▸ **EXERCISE BRIEF**: From the records below, print only the part that opens with the line containing "Transcribe this image's" and closes with the line containing "Output a JSON"; omit the pictures.

▸ **Dataset items**:
▬▬▬▬▬▬

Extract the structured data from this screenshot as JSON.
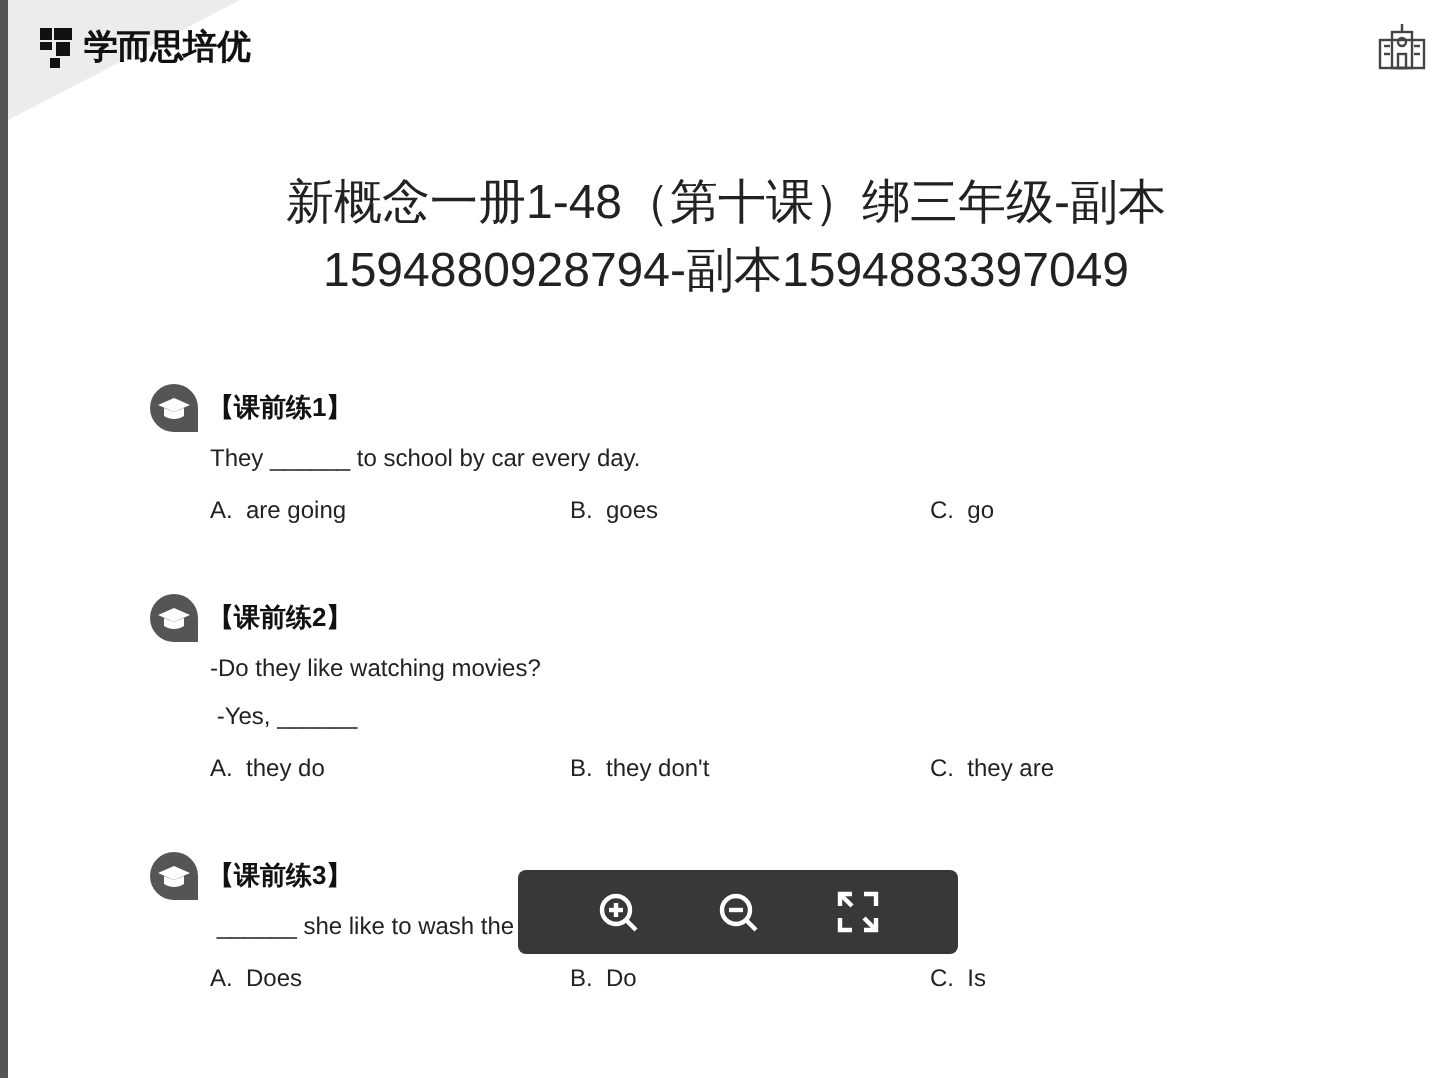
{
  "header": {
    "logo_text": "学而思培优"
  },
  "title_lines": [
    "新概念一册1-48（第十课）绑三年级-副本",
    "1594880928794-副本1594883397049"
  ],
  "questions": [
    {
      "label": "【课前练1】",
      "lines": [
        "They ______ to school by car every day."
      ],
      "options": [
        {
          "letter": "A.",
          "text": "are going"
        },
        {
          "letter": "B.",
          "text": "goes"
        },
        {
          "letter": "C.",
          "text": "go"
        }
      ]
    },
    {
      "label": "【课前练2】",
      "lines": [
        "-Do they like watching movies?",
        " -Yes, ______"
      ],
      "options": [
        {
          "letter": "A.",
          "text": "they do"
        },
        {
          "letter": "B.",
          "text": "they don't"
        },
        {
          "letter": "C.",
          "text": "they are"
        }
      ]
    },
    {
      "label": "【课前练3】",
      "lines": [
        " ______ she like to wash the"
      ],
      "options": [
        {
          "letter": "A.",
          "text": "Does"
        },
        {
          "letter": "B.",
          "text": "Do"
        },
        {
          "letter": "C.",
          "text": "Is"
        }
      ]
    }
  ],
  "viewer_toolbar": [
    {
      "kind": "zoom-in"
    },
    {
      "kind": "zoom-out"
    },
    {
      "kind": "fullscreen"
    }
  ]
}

▬▬▬▬▬▬

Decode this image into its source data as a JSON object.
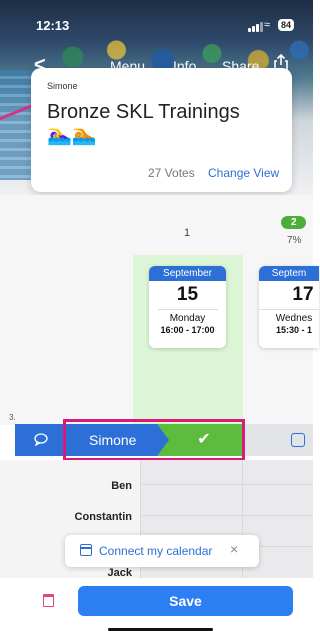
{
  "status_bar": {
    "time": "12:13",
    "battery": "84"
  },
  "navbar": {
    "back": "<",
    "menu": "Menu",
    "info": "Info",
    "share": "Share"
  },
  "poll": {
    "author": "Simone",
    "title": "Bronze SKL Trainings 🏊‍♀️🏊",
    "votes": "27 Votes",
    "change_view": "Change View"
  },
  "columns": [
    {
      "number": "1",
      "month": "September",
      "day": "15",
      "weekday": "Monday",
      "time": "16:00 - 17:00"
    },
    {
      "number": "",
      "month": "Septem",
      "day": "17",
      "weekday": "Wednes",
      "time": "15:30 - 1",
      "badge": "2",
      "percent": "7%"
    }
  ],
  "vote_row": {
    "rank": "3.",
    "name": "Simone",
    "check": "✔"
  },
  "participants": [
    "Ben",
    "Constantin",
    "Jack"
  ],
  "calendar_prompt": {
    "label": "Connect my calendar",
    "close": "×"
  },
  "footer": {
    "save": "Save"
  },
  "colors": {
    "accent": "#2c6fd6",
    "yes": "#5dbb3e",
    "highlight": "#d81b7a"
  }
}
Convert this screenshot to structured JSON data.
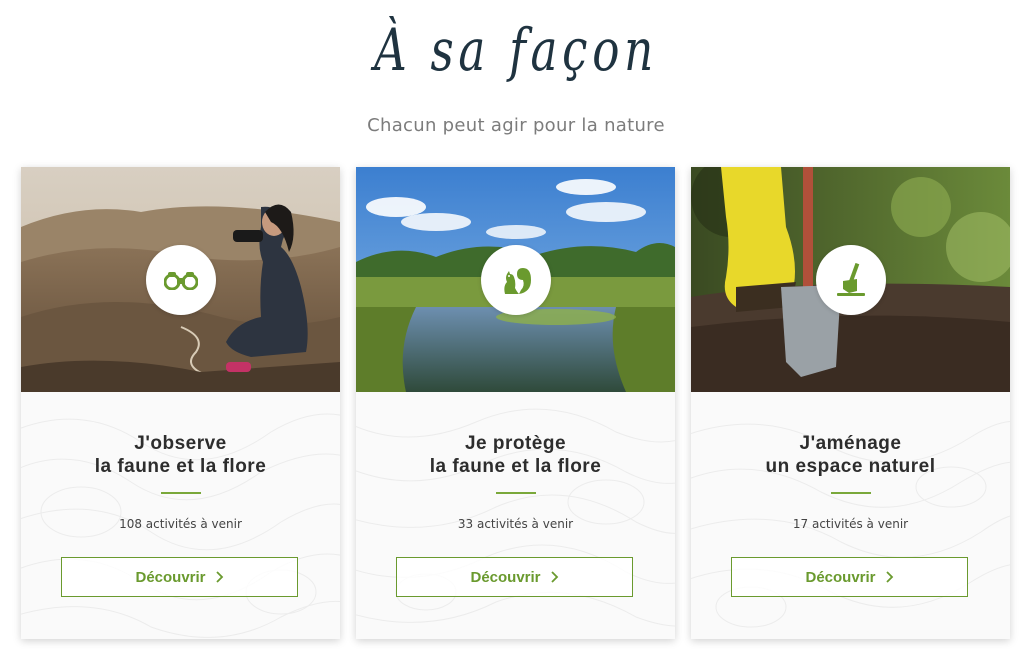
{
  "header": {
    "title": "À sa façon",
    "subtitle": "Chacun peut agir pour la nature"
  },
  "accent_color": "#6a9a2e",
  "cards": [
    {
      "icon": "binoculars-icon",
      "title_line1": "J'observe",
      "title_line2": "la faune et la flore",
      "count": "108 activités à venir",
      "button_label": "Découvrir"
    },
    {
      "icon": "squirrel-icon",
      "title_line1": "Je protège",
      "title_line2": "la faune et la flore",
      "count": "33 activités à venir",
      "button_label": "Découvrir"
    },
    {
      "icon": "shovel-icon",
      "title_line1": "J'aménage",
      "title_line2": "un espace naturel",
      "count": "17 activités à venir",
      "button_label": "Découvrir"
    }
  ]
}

▬▬▬▬▬▬

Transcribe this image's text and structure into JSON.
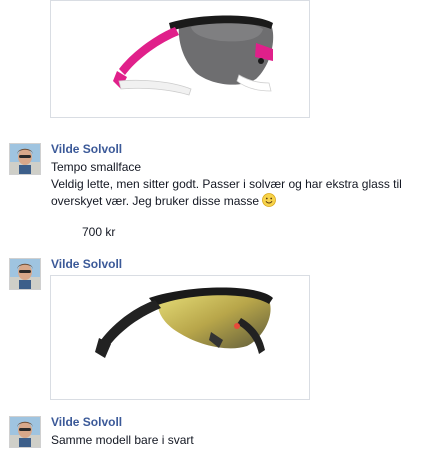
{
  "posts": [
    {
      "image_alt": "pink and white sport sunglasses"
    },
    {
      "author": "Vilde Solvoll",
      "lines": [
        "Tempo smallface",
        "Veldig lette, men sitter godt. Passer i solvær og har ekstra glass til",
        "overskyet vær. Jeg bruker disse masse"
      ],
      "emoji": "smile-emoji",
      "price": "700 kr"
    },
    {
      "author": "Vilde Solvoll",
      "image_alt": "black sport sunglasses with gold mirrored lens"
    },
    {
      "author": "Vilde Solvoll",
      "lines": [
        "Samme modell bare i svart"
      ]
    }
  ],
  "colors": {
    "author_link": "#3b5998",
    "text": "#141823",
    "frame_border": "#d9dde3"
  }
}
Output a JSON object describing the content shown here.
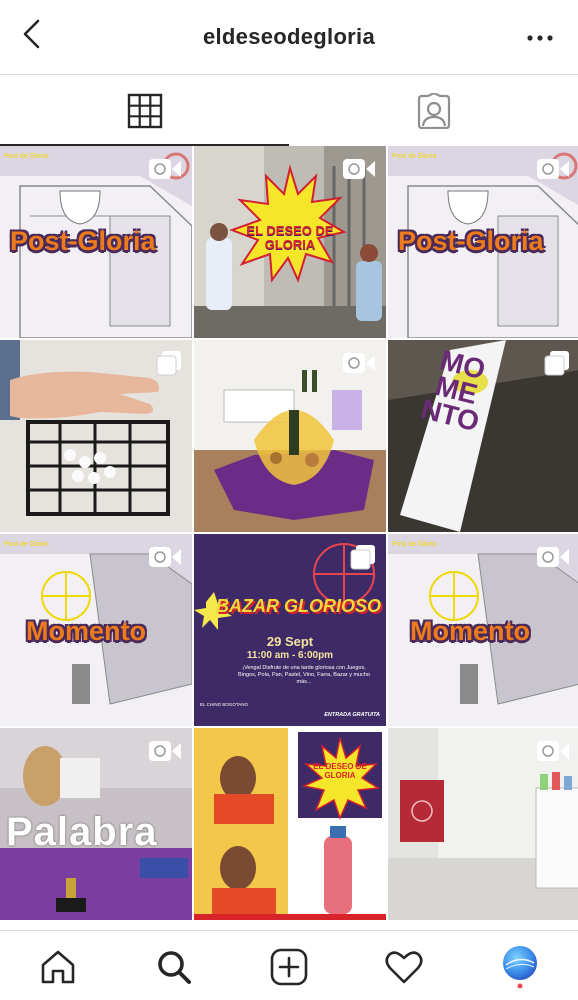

▬▬▬▬▬▬

▸ **SOLVED PROBLEM**:
Transcribe this image's text and structure into JSON.
{
  "posts": [
    {
      "image_alt": "pink and white sport sunglasses"
    },
    {
      "author": "Vilde Solvoll",
      "lines": [
        "Tempo smallface",
        "Veldig lette, men sitter godt. Passer i solvær og har ekstra glass til",
        "overskyet vær. Jeg bruker disse masse"
      ],
      "emoji": "smile-emoji",
      "price": "700 kr"
    },
    {
      "author": "Vilde Solvoll",
      "image_alt": "black sport sunglasses with gold mirrored lens"
    },
    {
      "author": "Vilde Solvoll",
      "lines": [
        "Samme modell bare i svart"
      ]
    }
  ],
  "colors": {
    "author_link": "#3b5998",
    "text": "#141823",
    "frame_border": "#d9dde3"
  }
}
Output a JSON object describing the content shown here.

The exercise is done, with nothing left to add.